[SHORT PROBLEM]
Every entry that follows should be reproduced exactly.

++++++++++

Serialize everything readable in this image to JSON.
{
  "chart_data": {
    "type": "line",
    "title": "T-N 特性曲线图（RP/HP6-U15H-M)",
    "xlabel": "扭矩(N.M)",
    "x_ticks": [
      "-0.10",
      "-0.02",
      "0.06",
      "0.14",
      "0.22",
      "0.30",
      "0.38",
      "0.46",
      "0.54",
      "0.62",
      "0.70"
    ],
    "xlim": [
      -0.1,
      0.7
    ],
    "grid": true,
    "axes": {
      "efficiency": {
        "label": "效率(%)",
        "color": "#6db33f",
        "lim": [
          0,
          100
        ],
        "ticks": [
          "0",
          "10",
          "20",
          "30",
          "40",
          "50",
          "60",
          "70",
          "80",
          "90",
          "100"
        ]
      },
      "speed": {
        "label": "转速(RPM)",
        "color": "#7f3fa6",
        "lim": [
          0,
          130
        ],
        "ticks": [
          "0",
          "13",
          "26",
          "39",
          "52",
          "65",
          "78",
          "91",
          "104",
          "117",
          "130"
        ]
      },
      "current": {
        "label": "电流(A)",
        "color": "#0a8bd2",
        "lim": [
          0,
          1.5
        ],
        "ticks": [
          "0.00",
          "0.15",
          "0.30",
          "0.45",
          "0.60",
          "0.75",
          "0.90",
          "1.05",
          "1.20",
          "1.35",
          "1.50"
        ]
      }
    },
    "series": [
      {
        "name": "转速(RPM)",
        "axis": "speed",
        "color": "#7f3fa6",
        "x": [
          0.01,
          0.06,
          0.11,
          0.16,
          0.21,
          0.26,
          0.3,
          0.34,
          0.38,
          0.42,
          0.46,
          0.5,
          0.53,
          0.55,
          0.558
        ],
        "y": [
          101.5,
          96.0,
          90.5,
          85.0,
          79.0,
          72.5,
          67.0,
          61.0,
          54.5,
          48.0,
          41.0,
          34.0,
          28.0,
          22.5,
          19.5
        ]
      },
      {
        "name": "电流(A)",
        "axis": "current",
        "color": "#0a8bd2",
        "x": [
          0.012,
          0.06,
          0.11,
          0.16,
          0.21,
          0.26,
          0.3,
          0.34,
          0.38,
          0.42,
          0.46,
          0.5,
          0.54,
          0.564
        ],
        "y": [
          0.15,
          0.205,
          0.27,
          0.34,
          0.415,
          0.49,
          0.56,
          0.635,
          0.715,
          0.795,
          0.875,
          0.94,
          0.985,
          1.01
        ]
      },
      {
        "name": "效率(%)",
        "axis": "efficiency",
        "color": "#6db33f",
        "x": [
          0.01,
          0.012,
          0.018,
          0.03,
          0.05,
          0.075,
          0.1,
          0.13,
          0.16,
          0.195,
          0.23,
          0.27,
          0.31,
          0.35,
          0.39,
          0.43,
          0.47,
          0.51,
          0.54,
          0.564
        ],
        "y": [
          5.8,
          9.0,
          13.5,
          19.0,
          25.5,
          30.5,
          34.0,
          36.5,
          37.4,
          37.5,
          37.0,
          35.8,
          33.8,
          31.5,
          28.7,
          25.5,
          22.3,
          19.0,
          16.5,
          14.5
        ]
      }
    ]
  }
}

++++++++++

[TASK OUTPUT]
Serialize everything readable in this image to JSON.
{
  "chart_data": {
    "type": "line",
    "title": "T-N 特性曲线图（RP/HP6-U15H-M)",
    "xlabel": "扭矩(N.M)",
    "x_ticks": [
      "-0.10",
      "-0.02",
      "0.06",
      "0.14",
      "0.22",
      "0.30",
      "0.38",
      "0.46",
      "0.54",
      "0.62",
      "0.70"
    ],
    "xlim": [
      -0.1,
      0.7
    ],
    "grid": true,
    "axes": {
      "efficiency": {
        "label": "效率(%)",
        "color": "#6db33f",
        "lim": [
          0,
          100
        ],
        "ticks": [
          "0",
          "10",
          "20",
          "30",
          "40",
          "50",
          "60",
          "70",
          "80",
          "90",
          "100"
        ]
      },
      "speed": {
        "label": "转速(RPM)",
        "color": "#7f3fa6",
        "lim": [
          0,
          130
        ],
        "ticks": [
          "0",
          "13",
          "26",
          "39",
          "52",
          "65",
          "78",
          "91",
          "104",
          "117",
          "130"
        ]
      },
      "current": {
        "label": "电流(A)",
        "color": "#0a8bd2",
        "lim": [
          0,
          1.5
        ],
        "ticks": [
          "0.00",
          "0.15",
          "0.30",
          "0.45",
          "0.60",
          "0.75",
          "0.90",
          "1.05",
          "1.20",
          "1.35",
          "1.50"
        ]
      }
    },
    "series": [
      {
        "name": "转速(RPM)",
        "axis": "speed",
        "color": "#7f3fa6",
        "x": [
          0.01,
          0.06,
          0.11,
          0.16,
          0.21,
          0.26,
          0.3,
          0.34,
          0.38,
          0.42,
          0.46,
          0.5,
          0.53,
          0.55,
          0.558
        ],
        "y": [
          101.5,
          96.0,
          90.5,
          85.0,
          79.0,
          72.5,
          67.0,
          61.0,
          54.5,
          48.0,
          41.0,
          34.0,
          28.0,
          22.5,
          19.5
        ]
      },
      {
        "name": "电流(A)",
        "axis": "current",
        "color": "#0a8bd2",
        "x": [
          0.012,
          0.06,
          0.11,
          0.16,
          0.21,
          0.26,
          0.3,
          0.34,
          0.38,
          0.42,
          0.46,
          0.5,
          0.54,
          0.564
        ],
        "y": [
          0.15,
          0.205,
          0.27,
          0.34,
          0.415,
          0.49,
          0.56,
          0.635,
          0.715,
          0.795,
          0.875,
          0.94,
          0.985,
          1.01
        ]
      },
      {
        "name": "效率(%)",
        "axis": "efficiency",
        "color": "#6db33f",
        "x": [
          0.01,
          0.012,
          0.018,
          0.03,
          0.05,
          0.075,
          0.1,
          0.13,
          0.16,
          0.195,
          0.23,
          0.27,
          0.31,
          0.35,
          0.39,
          0.43,
          0.47,
          0.51,
          0.54,
          0.564
        ],
        "y": [
          5.8,
          9.0,
          13.5,
          19.0,
          25.5,
          30.5,
          34.0,
          36.5,
          37.4,
          37.5,
          37.0,
          35.8,
          33.8,
          31.5,
          28.7,
          25.5,
          22.3,
          19.0,
          16.5,
          14.5
        ]
      }
    ]
  }
}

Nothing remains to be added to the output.